*Records*
────────

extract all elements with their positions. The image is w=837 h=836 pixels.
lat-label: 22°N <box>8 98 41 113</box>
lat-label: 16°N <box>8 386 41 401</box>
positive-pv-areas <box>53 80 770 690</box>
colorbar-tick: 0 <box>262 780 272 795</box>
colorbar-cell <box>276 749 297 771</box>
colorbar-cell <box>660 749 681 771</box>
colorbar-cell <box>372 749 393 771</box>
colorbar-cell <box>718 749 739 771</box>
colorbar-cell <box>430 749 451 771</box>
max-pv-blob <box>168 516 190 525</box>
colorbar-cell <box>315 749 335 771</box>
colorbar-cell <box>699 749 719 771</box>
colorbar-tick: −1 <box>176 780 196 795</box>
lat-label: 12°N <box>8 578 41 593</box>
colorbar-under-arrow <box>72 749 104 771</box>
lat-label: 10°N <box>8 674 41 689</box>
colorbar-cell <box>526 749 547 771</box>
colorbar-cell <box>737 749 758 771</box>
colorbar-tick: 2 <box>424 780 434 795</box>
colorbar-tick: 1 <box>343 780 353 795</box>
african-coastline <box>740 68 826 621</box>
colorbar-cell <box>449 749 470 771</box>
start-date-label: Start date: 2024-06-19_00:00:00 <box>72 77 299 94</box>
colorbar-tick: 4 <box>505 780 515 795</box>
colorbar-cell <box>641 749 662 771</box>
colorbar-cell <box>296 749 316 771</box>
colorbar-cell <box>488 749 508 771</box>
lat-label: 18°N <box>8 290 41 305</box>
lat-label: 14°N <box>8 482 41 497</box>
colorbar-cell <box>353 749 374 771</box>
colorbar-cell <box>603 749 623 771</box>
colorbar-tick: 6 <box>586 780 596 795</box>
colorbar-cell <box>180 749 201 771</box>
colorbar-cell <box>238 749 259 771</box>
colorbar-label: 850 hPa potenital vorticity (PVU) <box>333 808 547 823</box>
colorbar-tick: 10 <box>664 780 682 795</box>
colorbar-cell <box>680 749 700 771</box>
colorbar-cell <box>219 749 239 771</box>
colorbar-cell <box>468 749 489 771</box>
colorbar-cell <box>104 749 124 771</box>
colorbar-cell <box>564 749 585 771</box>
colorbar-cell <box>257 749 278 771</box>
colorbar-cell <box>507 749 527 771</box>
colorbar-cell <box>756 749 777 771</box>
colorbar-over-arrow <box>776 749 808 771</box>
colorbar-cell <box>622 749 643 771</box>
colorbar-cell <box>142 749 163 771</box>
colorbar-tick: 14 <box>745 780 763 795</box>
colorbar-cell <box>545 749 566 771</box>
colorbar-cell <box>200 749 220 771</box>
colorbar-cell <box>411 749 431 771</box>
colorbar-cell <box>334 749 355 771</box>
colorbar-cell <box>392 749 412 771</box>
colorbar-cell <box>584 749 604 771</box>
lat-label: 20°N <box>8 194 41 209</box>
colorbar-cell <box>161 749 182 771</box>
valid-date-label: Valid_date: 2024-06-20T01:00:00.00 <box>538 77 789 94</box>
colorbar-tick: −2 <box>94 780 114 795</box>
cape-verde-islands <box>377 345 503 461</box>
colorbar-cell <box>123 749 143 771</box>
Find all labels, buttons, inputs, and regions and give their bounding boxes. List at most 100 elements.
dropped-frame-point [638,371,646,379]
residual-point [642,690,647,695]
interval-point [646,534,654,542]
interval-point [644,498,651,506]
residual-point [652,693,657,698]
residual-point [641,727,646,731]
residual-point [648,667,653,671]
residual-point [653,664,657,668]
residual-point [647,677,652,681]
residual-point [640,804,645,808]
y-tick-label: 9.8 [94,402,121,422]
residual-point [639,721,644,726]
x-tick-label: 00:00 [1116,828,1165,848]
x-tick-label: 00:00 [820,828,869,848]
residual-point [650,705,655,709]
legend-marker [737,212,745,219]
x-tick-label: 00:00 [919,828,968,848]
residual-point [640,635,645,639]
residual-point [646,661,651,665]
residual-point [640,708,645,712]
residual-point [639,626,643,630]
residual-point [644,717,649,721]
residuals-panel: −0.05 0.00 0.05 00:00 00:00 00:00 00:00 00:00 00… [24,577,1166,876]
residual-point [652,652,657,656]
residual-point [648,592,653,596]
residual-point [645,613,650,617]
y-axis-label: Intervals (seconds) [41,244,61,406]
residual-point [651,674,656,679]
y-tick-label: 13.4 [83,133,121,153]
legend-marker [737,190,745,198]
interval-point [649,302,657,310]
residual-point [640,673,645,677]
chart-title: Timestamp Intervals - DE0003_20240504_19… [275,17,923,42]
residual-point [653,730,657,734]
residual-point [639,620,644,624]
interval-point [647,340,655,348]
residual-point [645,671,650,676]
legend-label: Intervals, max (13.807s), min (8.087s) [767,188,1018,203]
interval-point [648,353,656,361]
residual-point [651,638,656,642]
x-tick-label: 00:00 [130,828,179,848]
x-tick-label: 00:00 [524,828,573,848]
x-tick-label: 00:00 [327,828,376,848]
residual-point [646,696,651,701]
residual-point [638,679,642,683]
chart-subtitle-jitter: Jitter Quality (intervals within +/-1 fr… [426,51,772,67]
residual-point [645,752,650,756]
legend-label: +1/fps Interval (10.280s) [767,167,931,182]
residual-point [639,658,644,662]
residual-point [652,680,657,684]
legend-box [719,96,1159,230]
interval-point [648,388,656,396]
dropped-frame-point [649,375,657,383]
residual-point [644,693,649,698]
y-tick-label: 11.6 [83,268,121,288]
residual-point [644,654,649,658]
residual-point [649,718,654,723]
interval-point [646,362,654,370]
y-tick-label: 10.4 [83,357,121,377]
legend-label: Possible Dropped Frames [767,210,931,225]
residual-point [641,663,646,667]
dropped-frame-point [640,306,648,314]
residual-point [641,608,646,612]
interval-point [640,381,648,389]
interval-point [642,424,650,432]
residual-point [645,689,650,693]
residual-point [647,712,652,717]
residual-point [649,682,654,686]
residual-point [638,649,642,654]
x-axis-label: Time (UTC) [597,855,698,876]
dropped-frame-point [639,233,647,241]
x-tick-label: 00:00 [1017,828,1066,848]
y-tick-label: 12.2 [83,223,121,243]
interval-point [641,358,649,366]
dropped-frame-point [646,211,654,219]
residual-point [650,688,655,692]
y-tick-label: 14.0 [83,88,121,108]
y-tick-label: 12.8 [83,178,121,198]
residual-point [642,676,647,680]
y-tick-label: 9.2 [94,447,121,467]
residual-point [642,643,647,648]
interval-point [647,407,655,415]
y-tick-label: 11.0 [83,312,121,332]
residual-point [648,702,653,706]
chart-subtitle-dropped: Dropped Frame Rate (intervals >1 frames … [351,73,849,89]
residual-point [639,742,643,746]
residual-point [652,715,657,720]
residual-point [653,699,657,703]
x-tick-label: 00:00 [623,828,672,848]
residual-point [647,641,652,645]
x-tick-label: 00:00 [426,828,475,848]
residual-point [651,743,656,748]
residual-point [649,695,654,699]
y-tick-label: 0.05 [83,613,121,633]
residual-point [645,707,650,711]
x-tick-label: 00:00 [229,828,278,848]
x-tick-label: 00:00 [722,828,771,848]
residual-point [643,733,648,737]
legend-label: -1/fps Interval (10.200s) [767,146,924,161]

────────

*SHORT EXERCISE*
Count the lines in the records above that contain the string "arrow", treating uppercase and lowercase as different. Reply with the number only.

*CORRECT OUTPUT*
2